-- START OF INPUT ROWS --

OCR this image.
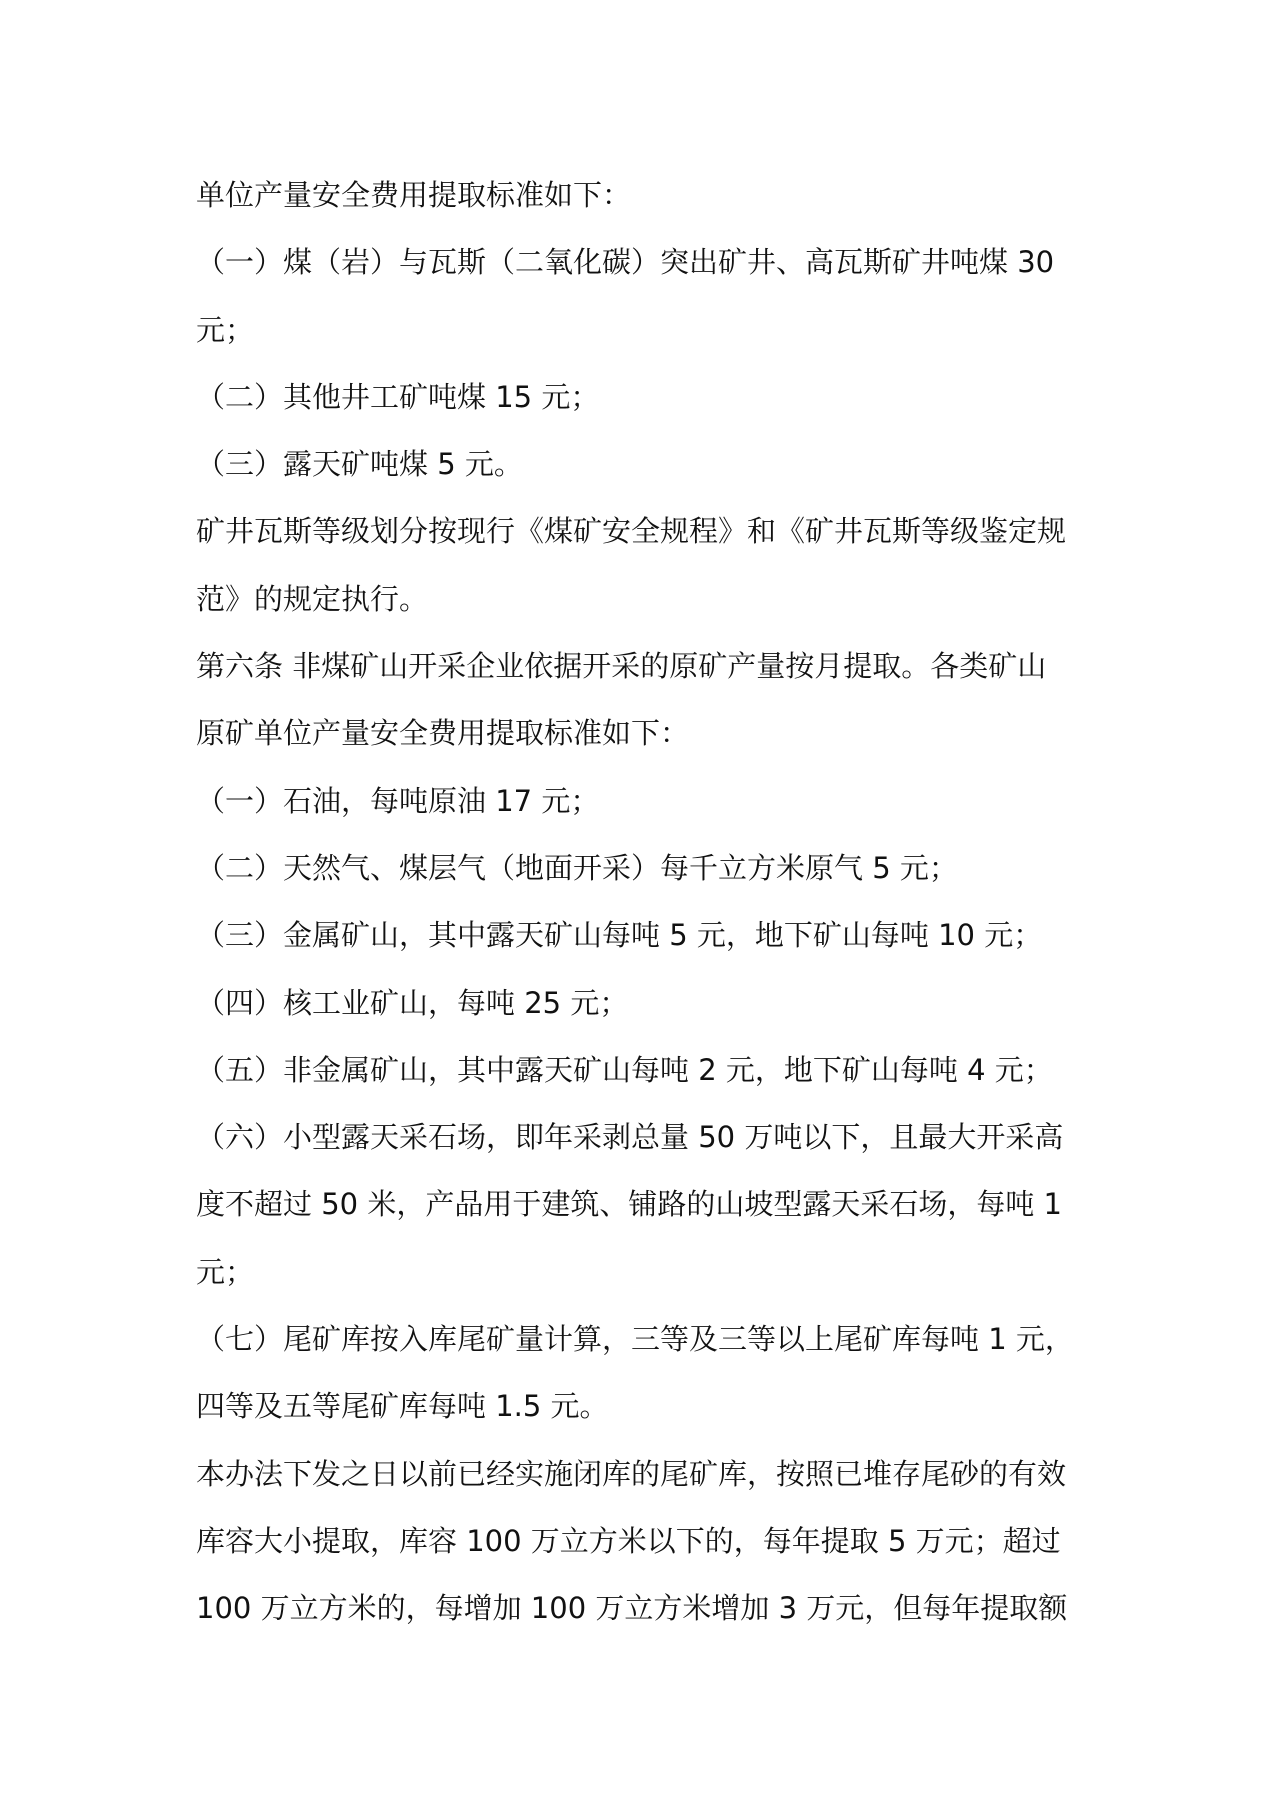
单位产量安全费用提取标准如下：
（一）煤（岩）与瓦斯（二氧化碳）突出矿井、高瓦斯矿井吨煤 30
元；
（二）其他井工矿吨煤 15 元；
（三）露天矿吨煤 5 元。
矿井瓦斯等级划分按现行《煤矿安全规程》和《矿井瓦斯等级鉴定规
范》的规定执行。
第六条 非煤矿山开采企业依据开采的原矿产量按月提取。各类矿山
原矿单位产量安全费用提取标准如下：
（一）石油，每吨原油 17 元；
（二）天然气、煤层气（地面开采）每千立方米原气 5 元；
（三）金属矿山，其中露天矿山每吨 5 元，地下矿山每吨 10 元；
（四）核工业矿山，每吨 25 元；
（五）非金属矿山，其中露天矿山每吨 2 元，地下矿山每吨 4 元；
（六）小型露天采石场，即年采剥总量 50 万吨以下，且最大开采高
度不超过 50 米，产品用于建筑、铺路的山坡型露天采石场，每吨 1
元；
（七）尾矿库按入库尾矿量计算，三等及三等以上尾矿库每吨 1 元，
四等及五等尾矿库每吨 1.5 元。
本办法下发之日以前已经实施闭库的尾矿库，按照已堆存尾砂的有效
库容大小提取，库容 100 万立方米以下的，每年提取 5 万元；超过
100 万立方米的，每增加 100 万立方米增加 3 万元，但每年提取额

-- END OF INPUT ROWS --
-- START OF INPUT ROWS --

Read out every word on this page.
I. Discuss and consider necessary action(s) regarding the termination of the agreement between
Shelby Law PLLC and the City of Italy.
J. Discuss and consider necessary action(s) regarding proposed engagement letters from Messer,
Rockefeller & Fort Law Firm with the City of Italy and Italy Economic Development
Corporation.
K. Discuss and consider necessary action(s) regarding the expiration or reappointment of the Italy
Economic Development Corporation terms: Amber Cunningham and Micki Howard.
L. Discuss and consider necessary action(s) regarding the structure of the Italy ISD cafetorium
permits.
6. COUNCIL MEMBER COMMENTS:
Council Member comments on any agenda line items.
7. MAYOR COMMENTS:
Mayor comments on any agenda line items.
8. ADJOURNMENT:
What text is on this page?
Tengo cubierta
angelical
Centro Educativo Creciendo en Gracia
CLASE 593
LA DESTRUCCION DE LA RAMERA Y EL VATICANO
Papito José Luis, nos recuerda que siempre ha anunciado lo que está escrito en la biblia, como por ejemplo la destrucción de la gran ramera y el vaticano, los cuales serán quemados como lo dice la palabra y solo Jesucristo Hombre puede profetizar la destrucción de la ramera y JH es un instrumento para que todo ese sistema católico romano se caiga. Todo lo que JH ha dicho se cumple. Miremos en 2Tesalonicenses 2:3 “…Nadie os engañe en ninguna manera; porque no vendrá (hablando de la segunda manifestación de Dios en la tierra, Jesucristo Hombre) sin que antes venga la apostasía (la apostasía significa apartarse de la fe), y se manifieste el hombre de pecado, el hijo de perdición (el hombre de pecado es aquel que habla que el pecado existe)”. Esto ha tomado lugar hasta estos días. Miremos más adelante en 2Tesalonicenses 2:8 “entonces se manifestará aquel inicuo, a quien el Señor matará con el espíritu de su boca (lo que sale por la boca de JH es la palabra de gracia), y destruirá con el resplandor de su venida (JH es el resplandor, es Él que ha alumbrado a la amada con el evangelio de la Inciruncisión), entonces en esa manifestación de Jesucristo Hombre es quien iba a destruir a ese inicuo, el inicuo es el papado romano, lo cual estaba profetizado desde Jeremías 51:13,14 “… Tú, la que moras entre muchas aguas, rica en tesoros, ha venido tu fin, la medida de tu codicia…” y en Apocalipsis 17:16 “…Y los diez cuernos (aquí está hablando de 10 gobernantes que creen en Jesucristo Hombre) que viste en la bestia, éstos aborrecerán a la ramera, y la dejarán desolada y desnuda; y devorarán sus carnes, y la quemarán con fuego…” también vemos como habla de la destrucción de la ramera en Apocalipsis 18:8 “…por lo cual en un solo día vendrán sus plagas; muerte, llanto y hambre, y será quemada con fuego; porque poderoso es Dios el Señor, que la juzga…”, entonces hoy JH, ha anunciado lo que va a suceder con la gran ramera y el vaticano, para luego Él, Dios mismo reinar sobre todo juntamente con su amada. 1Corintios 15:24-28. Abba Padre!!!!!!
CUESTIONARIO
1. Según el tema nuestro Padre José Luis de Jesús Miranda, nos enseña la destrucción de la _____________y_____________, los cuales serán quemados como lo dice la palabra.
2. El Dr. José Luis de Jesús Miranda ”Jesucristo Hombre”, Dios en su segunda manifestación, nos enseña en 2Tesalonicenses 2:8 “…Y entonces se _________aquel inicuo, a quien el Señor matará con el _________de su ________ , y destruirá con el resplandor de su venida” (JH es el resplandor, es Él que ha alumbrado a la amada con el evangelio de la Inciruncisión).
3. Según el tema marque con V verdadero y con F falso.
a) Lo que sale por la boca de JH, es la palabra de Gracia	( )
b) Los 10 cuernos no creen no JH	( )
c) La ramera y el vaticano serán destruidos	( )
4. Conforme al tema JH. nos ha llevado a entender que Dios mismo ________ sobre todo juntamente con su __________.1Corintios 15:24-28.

-- END OF INPUT ROWS --

WRITTEN EXERCISE |
Pull out every line of the records that includes the string "Corporation".

ANSWER TO THE PROBLEM |
Corporation.
Economic Development Corporation terms: Amber Cunningham and Micki Howard.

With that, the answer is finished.